> [WHAT THE EXERCISE ASKS] From the entries below, gather every line containing the string "重量误差".

:: MATERIAL PROVIDED

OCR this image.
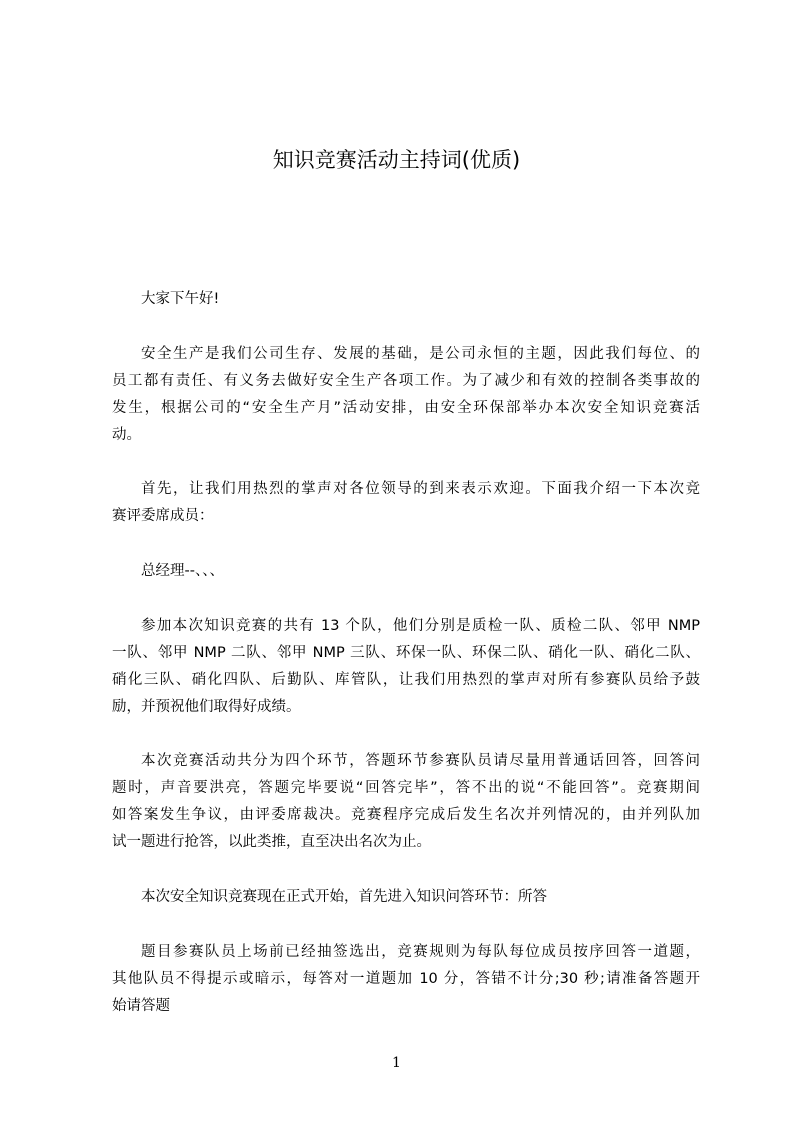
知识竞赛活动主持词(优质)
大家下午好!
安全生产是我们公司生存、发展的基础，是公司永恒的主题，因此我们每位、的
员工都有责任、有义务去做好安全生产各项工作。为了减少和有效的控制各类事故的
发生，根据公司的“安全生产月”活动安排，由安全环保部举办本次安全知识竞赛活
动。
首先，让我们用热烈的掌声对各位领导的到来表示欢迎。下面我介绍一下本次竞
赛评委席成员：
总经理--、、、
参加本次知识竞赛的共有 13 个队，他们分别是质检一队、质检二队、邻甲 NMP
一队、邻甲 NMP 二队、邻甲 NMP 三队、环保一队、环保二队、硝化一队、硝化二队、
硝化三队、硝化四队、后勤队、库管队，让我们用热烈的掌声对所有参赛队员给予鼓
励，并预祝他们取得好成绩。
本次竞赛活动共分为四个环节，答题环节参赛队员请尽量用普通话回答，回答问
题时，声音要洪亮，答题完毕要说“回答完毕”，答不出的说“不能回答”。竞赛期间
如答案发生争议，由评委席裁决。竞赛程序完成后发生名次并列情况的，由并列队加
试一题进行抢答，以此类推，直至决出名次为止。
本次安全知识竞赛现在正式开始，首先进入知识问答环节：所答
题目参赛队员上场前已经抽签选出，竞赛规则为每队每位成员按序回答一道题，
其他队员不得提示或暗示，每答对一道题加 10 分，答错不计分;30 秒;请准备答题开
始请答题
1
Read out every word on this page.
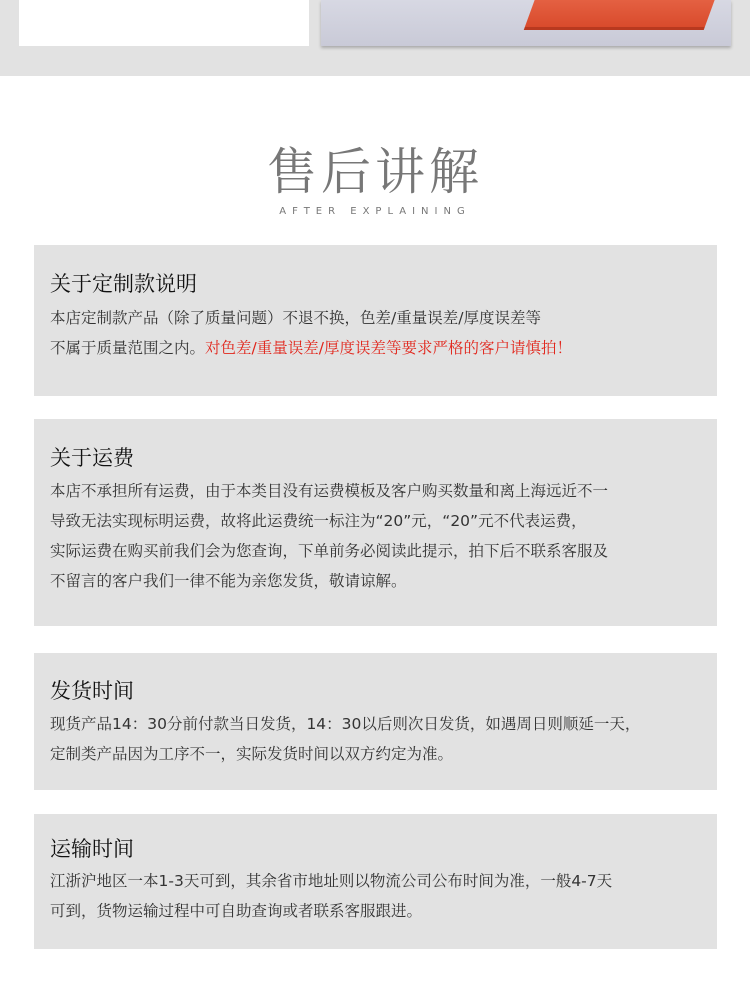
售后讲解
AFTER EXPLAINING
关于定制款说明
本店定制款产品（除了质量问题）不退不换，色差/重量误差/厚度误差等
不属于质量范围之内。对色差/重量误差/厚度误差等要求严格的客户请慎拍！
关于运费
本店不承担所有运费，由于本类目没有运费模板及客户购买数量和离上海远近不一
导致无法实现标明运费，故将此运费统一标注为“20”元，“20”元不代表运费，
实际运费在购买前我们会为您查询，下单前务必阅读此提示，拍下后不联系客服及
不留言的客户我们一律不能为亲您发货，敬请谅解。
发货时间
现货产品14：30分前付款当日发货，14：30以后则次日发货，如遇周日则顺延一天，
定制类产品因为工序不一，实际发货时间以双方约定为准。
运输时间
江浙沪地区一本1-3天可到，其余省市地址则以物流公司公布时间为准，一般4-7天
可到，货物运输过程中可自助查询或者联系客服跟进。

::::
:: MATERIAL PROVIDED

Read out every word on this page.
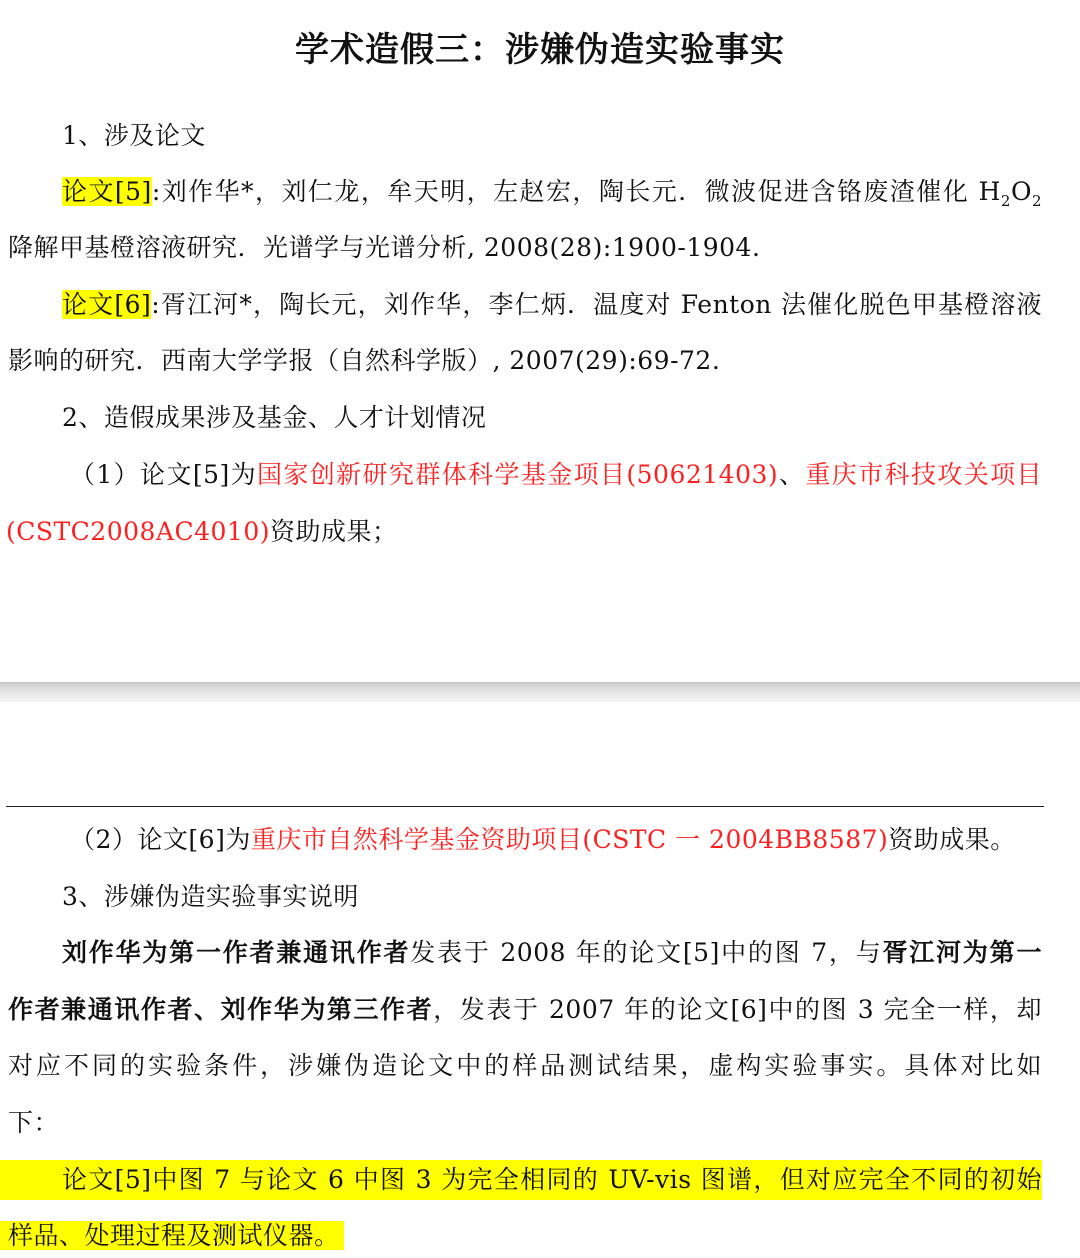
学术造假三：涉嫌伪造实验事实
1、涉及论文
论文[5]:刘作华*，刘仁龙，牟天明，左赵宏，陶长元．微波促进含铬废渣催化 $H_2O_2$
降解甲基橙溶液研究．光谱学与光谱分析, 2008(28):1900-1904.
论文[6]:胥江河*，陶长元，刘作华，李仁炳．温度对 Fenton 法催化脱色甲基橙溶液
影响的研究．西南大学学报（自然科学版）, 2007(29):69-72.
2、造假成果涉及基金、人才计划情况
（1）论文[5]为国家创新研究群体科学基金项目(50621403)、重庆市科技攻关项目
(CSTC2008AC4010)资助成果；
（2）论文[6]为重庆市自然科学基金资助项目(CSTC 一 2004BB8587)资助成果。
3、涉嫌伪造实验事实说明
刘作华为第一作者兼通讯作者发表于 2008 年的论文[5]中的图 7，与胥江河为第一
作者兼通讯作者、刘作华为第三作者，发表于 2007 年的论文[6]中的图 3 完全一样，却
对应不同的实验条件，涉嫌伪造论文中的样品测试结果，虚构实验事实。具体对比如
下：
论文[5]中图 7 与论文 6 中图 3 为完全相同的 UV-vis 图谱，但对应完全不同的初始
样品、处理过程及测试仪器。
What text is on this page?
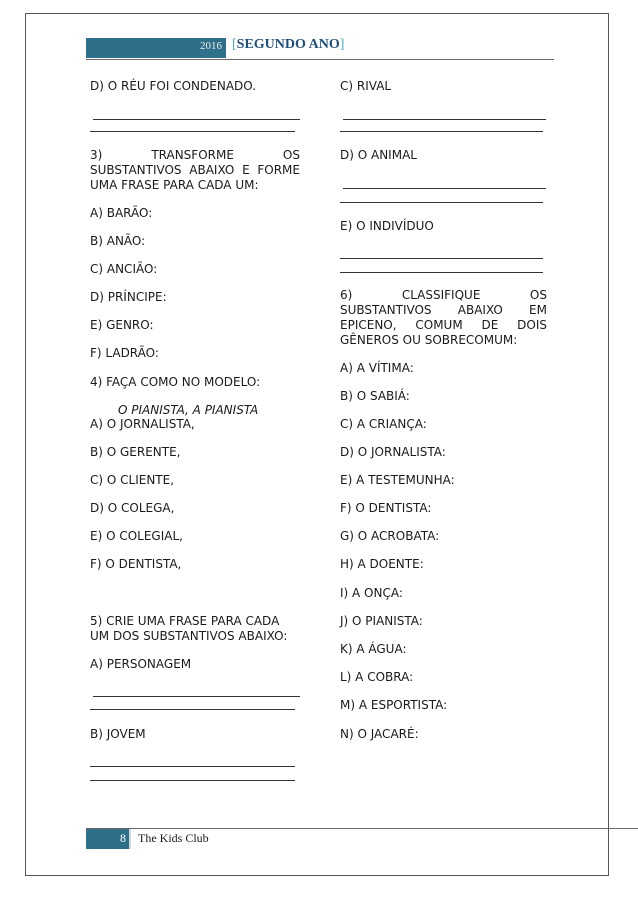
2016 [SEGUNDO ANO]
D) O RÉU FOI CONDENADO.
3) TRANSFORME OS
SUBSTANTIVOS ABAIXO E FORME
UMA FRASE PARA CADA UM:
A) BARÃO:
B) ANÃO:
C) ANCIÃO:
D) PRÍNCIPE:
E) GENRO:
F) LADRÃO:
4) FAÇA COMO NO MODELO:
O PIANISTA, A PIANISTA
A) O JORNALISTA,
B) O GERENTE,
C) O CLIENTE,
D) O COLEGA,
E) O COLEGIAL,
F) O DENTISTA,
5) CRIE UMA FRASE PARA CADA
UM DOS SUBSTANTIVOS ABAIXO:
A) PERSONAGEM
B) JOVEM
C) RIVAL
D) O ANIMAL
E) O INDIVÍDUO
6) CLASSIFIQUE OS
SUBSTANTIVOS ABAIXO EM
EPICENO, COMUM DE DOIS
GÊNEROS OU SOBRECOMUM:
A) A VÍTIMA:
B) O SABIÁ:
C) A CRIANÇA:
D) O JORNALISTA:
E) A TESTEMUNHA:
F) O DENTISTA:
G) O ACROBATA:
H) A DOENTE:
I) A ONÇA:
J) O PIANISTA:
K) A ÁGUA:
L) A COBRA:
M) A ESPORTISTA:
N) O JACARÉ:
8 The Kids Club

::::
:: MATERIAL PROVIDED

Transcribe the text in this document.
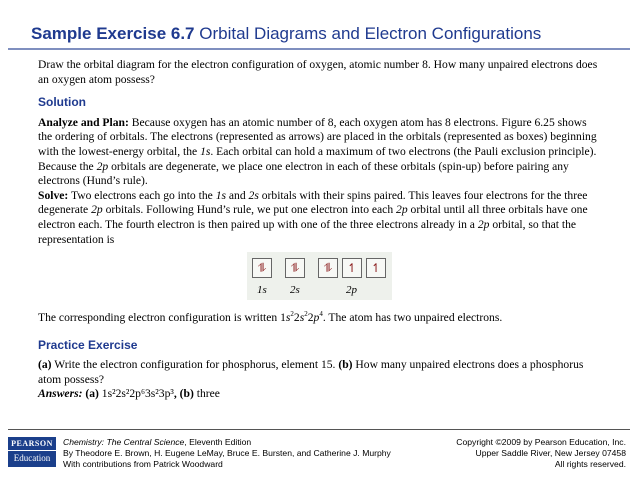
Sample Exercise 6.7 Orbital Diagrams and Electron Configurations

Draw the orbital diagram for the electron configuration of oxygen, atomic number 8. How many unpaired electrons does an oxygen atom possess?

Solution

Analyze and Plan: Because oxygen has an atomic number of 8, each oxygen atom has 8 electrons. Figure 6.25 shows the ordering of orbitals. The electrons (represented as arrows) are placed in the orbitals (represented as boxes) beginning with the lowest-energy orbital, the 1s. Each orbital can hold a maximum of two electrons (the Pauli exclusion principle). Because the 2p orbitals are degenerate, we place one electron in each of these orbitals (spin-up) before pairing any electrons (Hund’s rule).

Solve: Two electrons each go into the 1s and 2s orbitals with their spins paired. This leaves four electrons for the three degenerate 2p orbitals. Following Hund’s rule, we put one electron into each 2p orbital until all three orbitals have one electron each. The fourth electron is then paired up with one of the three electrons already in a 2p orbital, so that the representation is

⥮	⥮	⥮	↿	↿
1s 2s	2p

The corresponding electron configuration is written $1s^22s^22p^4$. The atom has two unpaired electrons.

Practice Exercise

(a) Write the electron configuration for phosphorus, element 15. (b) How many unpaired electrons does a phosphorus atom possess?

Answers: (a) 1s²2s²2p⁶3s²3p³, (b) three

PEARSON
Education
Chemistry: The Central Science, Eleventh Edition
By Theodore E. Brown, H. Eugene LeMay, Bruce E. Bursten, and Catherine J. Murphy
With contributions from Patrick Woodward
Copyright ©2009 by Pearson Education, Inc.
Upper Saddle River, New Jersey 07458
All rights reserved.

::::

> [RESPONSE TO THE EXERCISE]
本店定制款产品（除了质量问题）不退不换，色差/重量误差/厚度误差等
不属于质量范围之内。对色差/重量误差/厚度误差等要求严格的客户请慎拍！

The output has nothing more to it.